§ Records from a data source
══════════

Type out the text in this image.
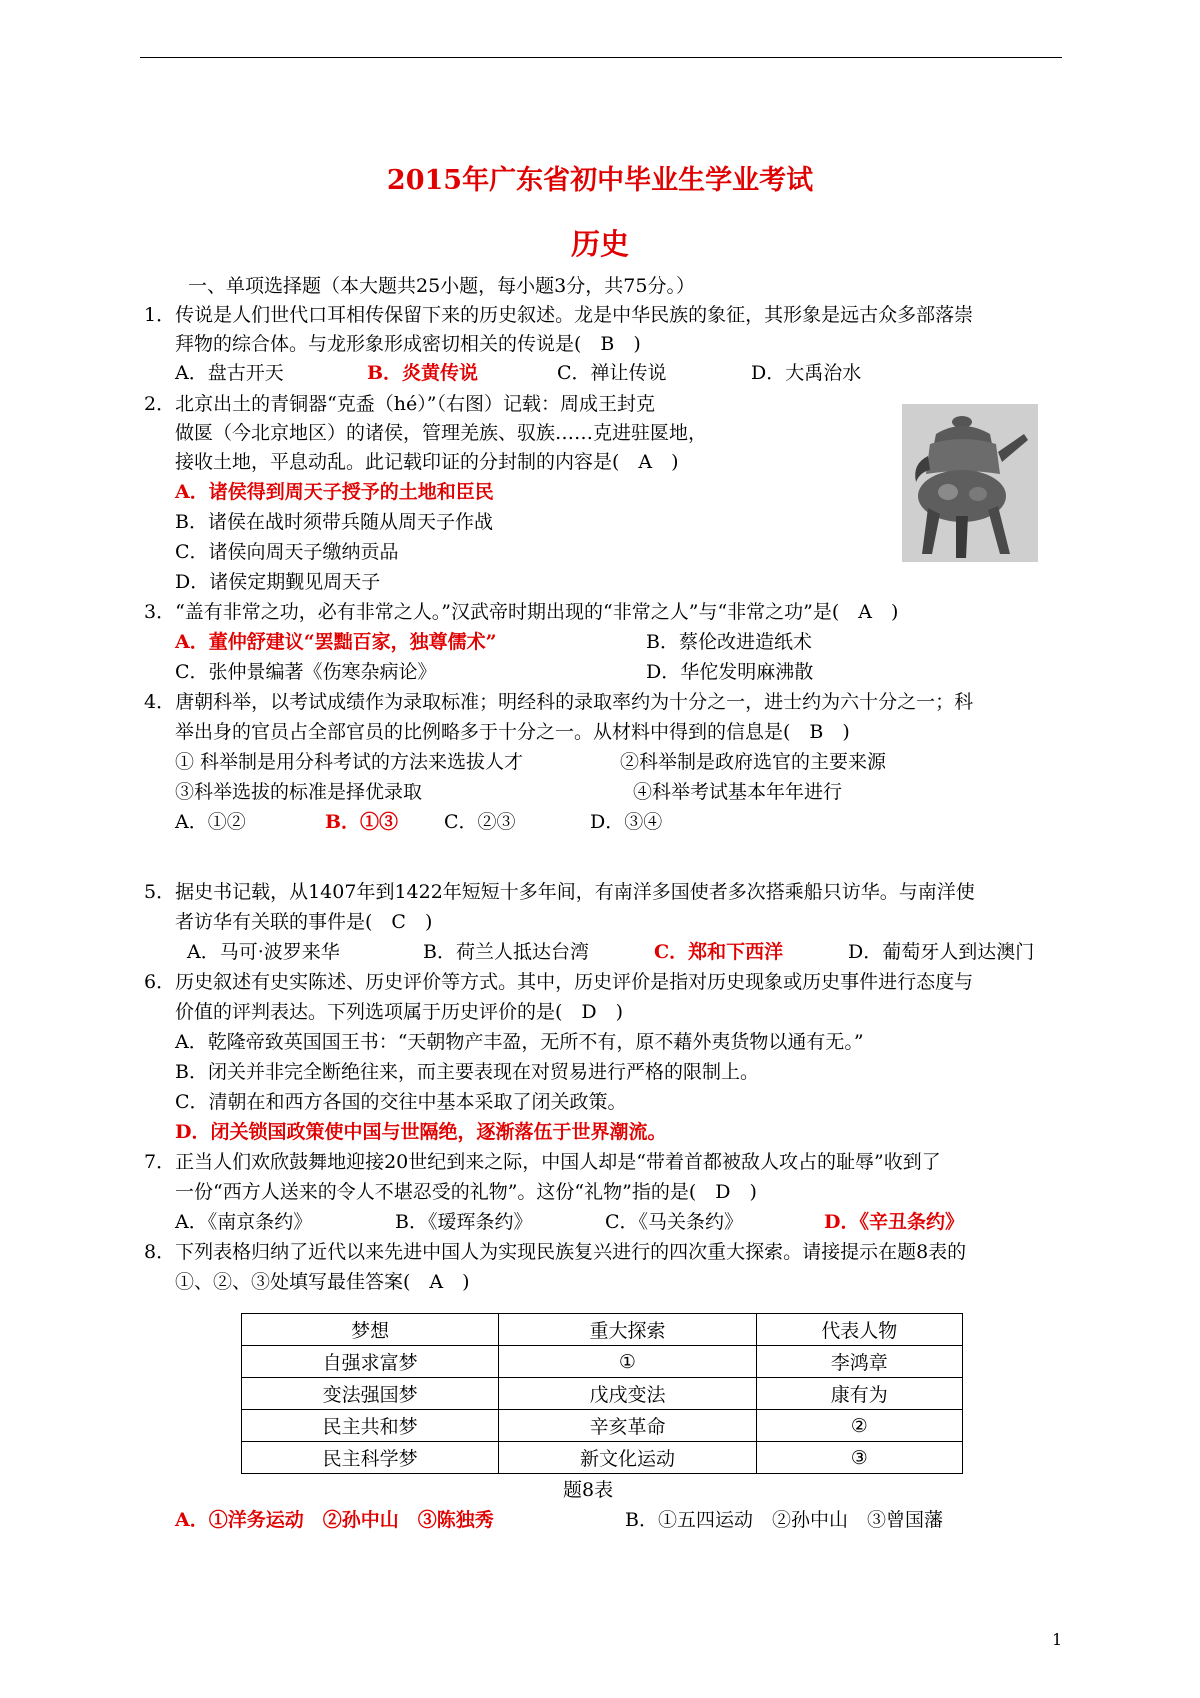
2015年广东省初中毕业生学业考试
历史
一、单项选择题（本大题共25小题，每小题3分，共75分。）
1．传说是人们世代口耳相传保留下来的历史叙述。龙是中华民族的象征，其形象是远古众多部落崇
拜物的综合体。与龙形象形成密切相关的传说是(　B　)
A．盘古开天	B．炎黄传说	C．禅让传说	D．大禹治水
2．北京出土的青铜器“克盉（hé）”（右图）记载：周成王封克
做匽（今北京地区）的诸侯，管理羌族、驭族……克进驻匽地，
接收土地，平息动乱。此记载印证的分封制的内容是(　A　)
A．诸侯得到周天子授予的土地和臣民
B．诸侯在战时须带兵随从周天子作战
C．诸侯向周天子缴纳贡品
D．诸侯定期觐见周天子
3．“盖有非常之功，必有非常之人。”汉武帝时期出现的“非常之人”与“非常之功”是(　A　)
A．董仲舒建议“罢黜百家，独尊儒术”	B．蔡伦改进造纸术
C．张仲景编著《伤寒杂病论》	D．华佗发明麻沸散
4．唐朝科举，以考试成绩作为录取标准；明经科的录取率约为十分之一，进士约为六十分之一；科
举出身的官员占全部官员的比例略多于十分之一。从材料中得到的信息是(　B　)
① 科举制是用分科考试的方法来选拔人才	②科举制是政府选官的主要来源
③科举选拔的标准是择优录取	④科举考试基本年年进行
A．①②	B．①③ C．②③	D．③④
5．据史书记载，从1407年到1422年短短十多年间，有南洋多国使者多次搭乘船只访华。与南洋使
者访华有关联的事件是(　C　)
A．马可·波罗来华	B．荷兰人抵达台湾	C．郑和下西洋	D．葡萄牙人到达澳门
6．历史叙述有史实陈述、历史评价等方式。其中，历史评价是指对历史现象或历史事件进行态度与
价值的评判表达。下列选项属于历史评价的是(　D　)
A．乾隆帝致英国国王书：“天朝物产丰盈，无所不有，原不藉外夷货物以通有无。”
B．闭关并非完全断绝往来，而主要表现在对贸易进行严格的限制上。
C．清朝在和西方各国的交往中基本采取了闭关政策。
D．闭关锁国政策使中国与世隔绝，逐渐落伍于世界潮流。
7．正当人们欢欣鼓舞地迎接20世纪到来之际，中国人却是“带着首都被敌人攻占的耻辱”收到了
一份“西方人送来的令人不堪忍受的礼物”。这份“礼物”指的是(　D　)
A．《南京条约》	B．《瑷珲条约》	C．《马关条约》	D．《辛丑条约》
8．下列表格归纳了近代以来先进中国人为实现民族复兴进行的四次重大探索。请接提示在题8表的
①、②、③处填写最佳答案(　A　)
梦想	重大探索	代表人物
自强求富梦	①	李鸿章
变法强国梦	戊戌变法	康有为
民主共和梦	辛亥革命	②
民主科学梦	新文化运动	③
题8表
A．①洋务运动　②孙中山　③陈独秀	B．①五四运动　②孙中山　③曾国藩
1
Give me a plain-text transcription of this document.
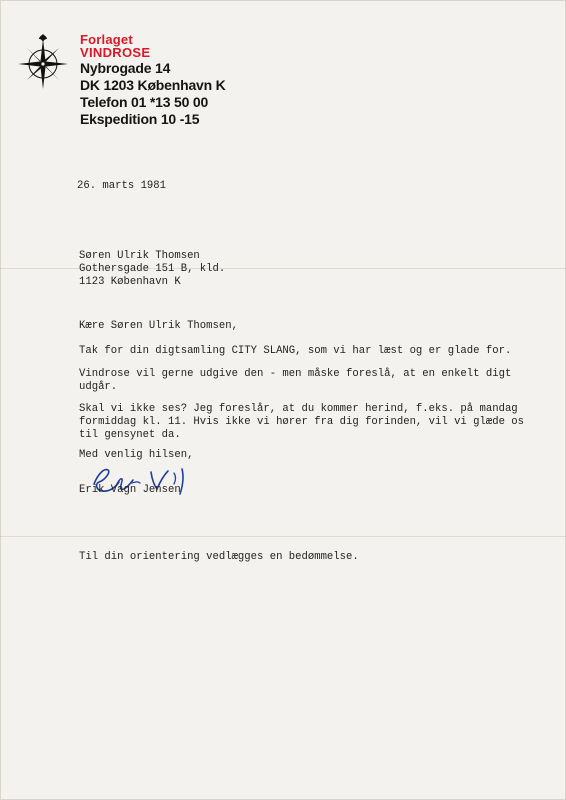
Forlaget
VINDROSE
Nybrogade 14
DK 1203 København K
Telefon 01 *13 50 00
Ekspedition 10 -15
26. marts 1981
Søren Ulrik Thomsen
Gothersgade 151 B, kld.
1123 København K
Kære Søren Ulrik Thomsen,
Tak for din digtsamling CITY SLANG, som vi har læst og er glade for.
Vindrose vil gerne udgive den - men måske foreslå, at en enkelt digt
udgår.
Skal vi ikke ses? Jeg foreslår, at du kommer herind, f.eks. på mandag
formiddag kl. 11. Hvis ikke vi hører fra dig forinden, vil vi glæde os
til gensynet da.
Med venlig hilsen,
Erik Vagn Jensen
Til din orientering vedlægges en bedømmelse.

══════════

§ EXERCISE AIM
Look through the lines above and collect those with the word "this".

§ SOLUTION
Type out the text in this image.
Give me a plain-text transcription of this document.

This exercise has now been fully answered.